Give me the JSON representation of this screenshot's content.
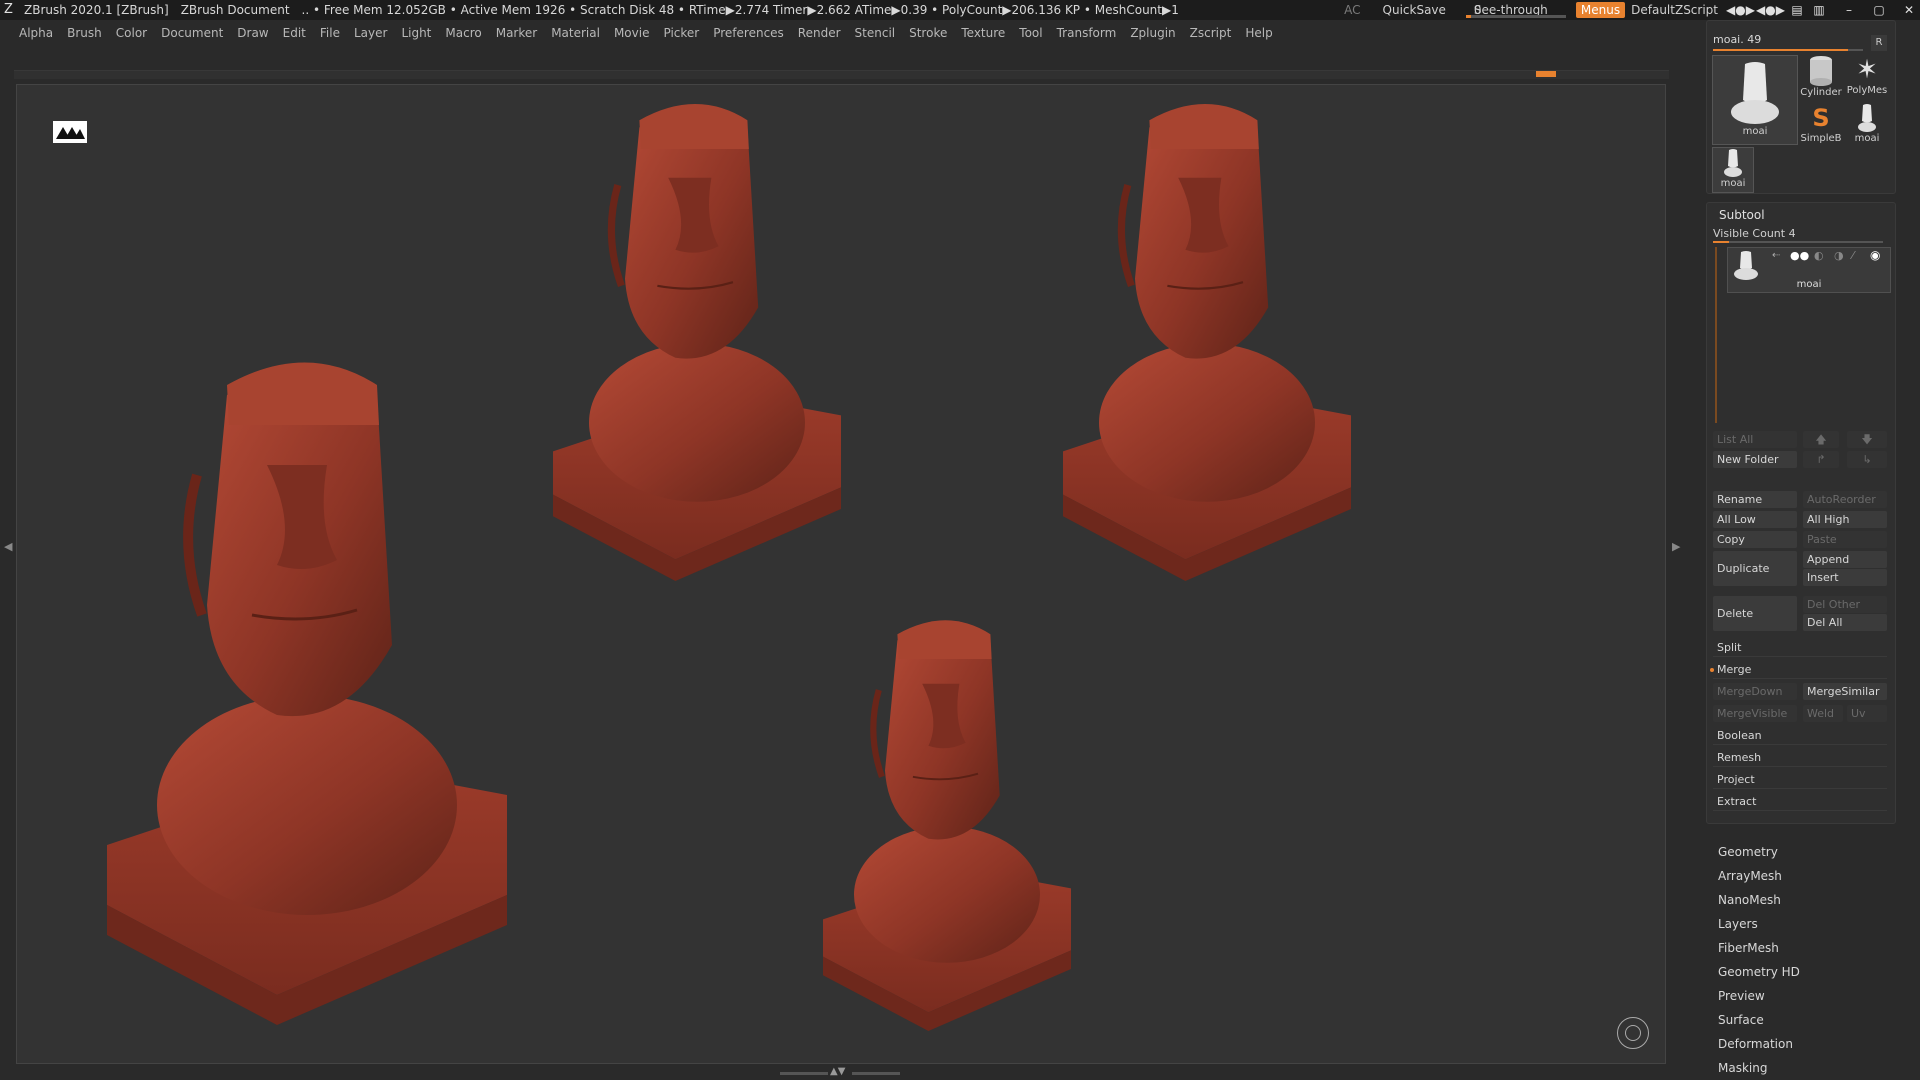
{
  "titlebar": {
    "app": "ZBrush 2020.1 [ZBrush]",
    "document": "ZBrush Document",
    "stats": ".. • Free Mem 12.052GB • Active Mem 1926 • Scratch Disk 48 •  RTime▶2.774 Timer▶2.662 ATime▶0.39 • PolyCount▶206.136 KP  • MeshCount▶1",
    "ac": "AC",
    "quicksave": "QuickSave",
    "see_through_label": "See-through",
    "see_through_value": "0",
    "see_through_level": 0.05,
    "menus": "Menus",
    "script": "DefaultZScript",
    "window_icons": [
      "◀●▶",
      "◀●▶",
      "▤",
      "▥",
      "–",
      "▢",
      "✕"
    ]
  },
  "menubar": [
    "Alpha",
    "Brush",
    "Color",
    "Document",
    "Draw",
    "Edit",
    "File",
    "Layer",
    "Light",
    "Macro",
    "Marker",
    "Material",
    "Movie",
    "Picker",
    "Preferences",
    "Render",
    "Stencil",
    "Stroke",
    "Texture",
    "Tool",
    "Transform",
    "Zplugin",
    "Zscript",
    "Help"
  ],
  "tool": {
    "name": "moai. 49",
    "slider_level": 0.9,
    "r": "R",
    "thumbs": [
      {
        "label": "moai",
        "icon": "moai-icon"
      },
      {
        "label": "Cylinder",
        "icon": "cylinder-icon"
      },
      {
        "label": "PolyMes",
        "icon": "polymesh-star-icon"
      },
      {
        "label": "SimpleB",
        "icon": "simplebrush-icon"
      },
      {
        "label": "moai",
        "icon": "moai-icon"
      },
      {
        "label": "moai",
        "icon": "moai-icon"
      }
    ]
  },
  "subtool": {
    "title": "Subtool",
    "visible_count": "Visible Count 4",
    "item_name": "moai",
    "list_all": "List All",
    "new_folder": "New Folder",
    "rename": "Rename",
    "autoreorder": "AutoReorder",
    "all_low": "All Low",
    "all_high": "All High",
    "copy": "Copy",
    "paste": "Paste",
    "duplicate": "Duplicate",
    "append": "Append",
    "insert": "Insert",
    "delete": "Delete",
    "del_other": "Del Other",
    "del_all": "Del All",
    "split": "Split",
    "merge": "Merge",
    "mergedown": "MergeDown",
    "mergesimilar": "MergeSimilar",
    "mergevisible": "MergeVisible",
    "weld": "Weld",
    "uv": "Uv",
    "boolean": "Boolean",
    "remesh": "Remesh",
    "project": "Project",
    "extract": "Extract"
  },
  "tool_sections": [
    "Geometry",
    "ArrayMesh",
    "NanoMesh",
    "Layers",
    "FiberMesh",
    "Geometry HD",
    "Preview",
    "Surface",
    "Deformation",
    "Masking"
  ],
  "colors": {
    "accent": "#e8822f",
    "clay": "#9a3a2a",
    "background": "#333333"
  }
}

* * *

◆ **AIM**
Repeat each entry exactly. Pictures do not belong in the copy.

◆ **SOLUTION TO THIS TASK**
Give me the JSON representation of this screenshot's content.
{
  "titlebar": {
    "app": "ZBrush 2020.1 [ZBrush]",
    "document": "ZBrush Document",
    "stats": ".. • Free Mem 12.052GB • Active Mem 1926 • Scratch Disk 48 •  RTime▶2.774 Timer▶2.662 ATime▶0.39 • PolyCount▶206.136 KP  • MeshCount▶1",
    "ac": "AC",
    "quicksave": "QuickSave",
    "see_through_label": "See-through",
    "see_through_value": "0",
    "see_through_level": 0.05,
    "menus": "Menus",
    "script": "DefaultZScript",
    "window_icons": [
      "◀●▶",
      "◀●▶",
      "▤",
      "▥",
      "–",
      "▢",
      "✕"
    ]
  },
  "menubar": [
    "Alpha",
    "Brush",
    "Color",
    "Document",
    "Draw",
    "Edit",
    "File",
    "Layer",
    "Light",
    "Macro",
    "Marker",
    "Material",
    "Movie",
    "Picker",
    "Preferences",
    "Render",
    "Stencil",
    "Stroke",
    "Texture",
    "Tool",
    "Transform",
    "Zplugin",
    "Zscript",
    "Help"
  ],
  "tool": {
    "name": "moai. 49",
    "slider_level": 0.9,
    "r": "R",
    "thumbs": [
      {
        "label": "moai",
        "icon": "moai-icon"
      },
      {
        "label": "Cylinder",
        "icon": "cylinder-icon"
      },
      {
        "label": "PolyMes",
        "icon": "polymesh-star-icon"
      },
      {
        "label": "SimpleB",
        "icon": "simplebrush-icon"
      },
      {
        "label": "moai",
        "icon": "moai-icon"
      },
      {
        "label": "moai",
        "icon": "moai-icon"
      }
    ]
  },
  "subtool": {
    "title": "Subtool",
    "visible_count": "Visible Count 4",
    "item_name": "moai",
    "list_all": "List All",
    "new_folder": "New Folder",
    "rename": "Rename",
    "autoreorder": "AutoReorder",
    "all_low": "All Low",
    "all_high": "All High",
    "copy": "Copy",
    "paste": "Paste",
    "duplicate": "Duplicate",
    "append": "Append",
    "insert": "Insert",
    "delete": "Delete",
    "del_other": "Del Other",
    "del_all": "Del All",
    "split": "Split",
    "merge": "Merge",
    "mergedown": "MergeDown",
    "mergesimilar": "MergeSimilar",
    "mergevisible": "MergeVisible",
    "weld": "Weld",
    "uv": "Uv",
    "boolean": "Boolean",
    "remesh": "Remesh",
    "project": "Project",
    "extract": "Extract"
  },
  "tool_sections": [
    "Geometry",
    "ArrayMesh",
    "NanoMesh",
    "Layers",
    "FiberMesh",
    "Geometry HD",
    "Preview",
    "Surface",
    "Deformation",
    "Masking"
  ],
  "colors": {
    "accent": "#e8822f",
    "clay": "#9a3a2a",
    "background": "#333333"
  }
}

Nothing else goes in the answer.